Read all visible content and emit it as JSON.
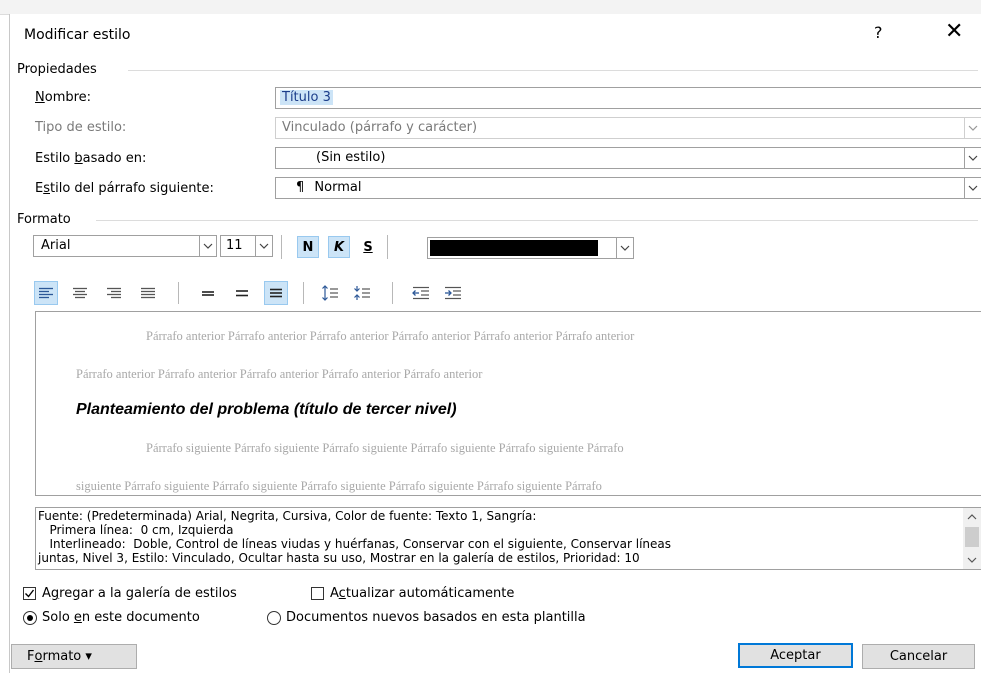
{
  "dialog": {
    "title": "Modificar estilo",
    "help_label": "?",
    "close_label": "✕"
  },
  "properties": {
    "group_label": "Propiedades",
    "name_label_u": "N",
    "name_label_rest": "ombre:",
    "name_value": "Título 3",
    "type_label": "Tipo de estilo:",
    "type_value": "Vinculado (párrafo y carácter)",
    "based_label_pre": "Estilo ",
    "based_label_u": "b",
    "based_label_rest": "asado en:",
    "based_value": "(Sin estilo)",
    "next_label_pre": "E",
    "next_label_u": "s",
    "next_label_rest": "tilo del párrafo siguiente:",
    "next_value_icon": "¶",
    "next_value": "Normal"
  },
  "format": {
    "group_label": "Formato",
    "font_name": "Arial",
    "font_size": "11",
    "bold_label": "N",
    "italic_label": "K",
    "underline_label": "S",
    "font_color": "#000000",
    "bold_active": true,
    "italic_active": true
  },
  "alignment_icons": [
    "align-left-icon",
    "align-center-icon",
    "align-right-icon",
    "justify-icon",
    "single-spacing-icon",
    "one-half-spacing-icon",
    "double-spacing-icon",
    "increase-paragraph-spacing-icon",
    "decrease-paragraph-spacing-icon",
    "decrease-indent-icon",
    "increase-indent-icon"
  ],
  "preview": {
    "prev_line1": "Párrafo anterior Párrafo anterior Párrafo anterior Párrafo anterior Párrafo anterior Párrafo anterior",
    "prev_line2": "Párrafo anterior Párrafo anterior Párrafo anterior Párrafo anterior Párrafo anterior",
    "main_text": "Planteamiento del problema (título de tercer nivel)",
    "next_line1": "Párrafo siguiente Párrafo siguiente Párrafo siguiente Párrafo siguiente Párrafo siguiente Párrafo",
    "next_line2": "siguiente Párrafo siguiente Párrafo siguiente Párrafo siguiente Párrafo siguiente Párrafo siguiente Párrafo"
  },
  "description": {
    "line1": "Fuente: (Predeterminada) Arial, Negrita, Cursiva, Color de fuente: Texto 1, Sangría:",
    "line2": "   Primera línea:  0 cm, Izquierda",
    "line3": "   Interlineado:  Doble, Control de líneas viudas y huérfanas, Conservar con el siguiente, Conservar líneas",
    "line4": "juntas, Nivel 3, Estilo: Vinculado, Ocultar hasta su uso, Mostrar en la galería de estilos, Prioridad: 10"
  },
  "options": {
    "add_gallery_pre": "A",
    "add_gallery_u": "g",
    "add_gallery_rest": "regar a la galería de estilos",
    "add_gallery_checked": true,
    "auto_update_pre": "A",
    "auto_update_u": "c",
    "auto_update_rest": "tualizar automáticamente",
    "auto_update_checked": false,
    "only_doc_pre": "Solo ",
    "only_doc_u": "e",
    "only_doc_rest": "n este documento",
    "only_doc_selected": true,
    "new_docs_label": "Documentos nuevos basados en esta plantilla",
    "new_docs_selected": false
  },
  "buttons": {
    "format_label_pre": "F",
    "format_label_u": "o",
    "format_label_rest": "rmato ▾",
    "ok_label": "Aceptar",
    "cancel_label": "Cancelar"
  },
  "colors": {
    "accent": "#0078d7",
    "selection": "#cce4f7"
  }
}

######

Copy every single line of the material above that holds "galería".

    "line4": "juntas, Nivel 3, Estilo: Vinculado, Ocultar hasta su uso, Mostrar en la galería de estilos, Prioridad: 10"
    "add_gallery_rest": "regar a la galería de estilos",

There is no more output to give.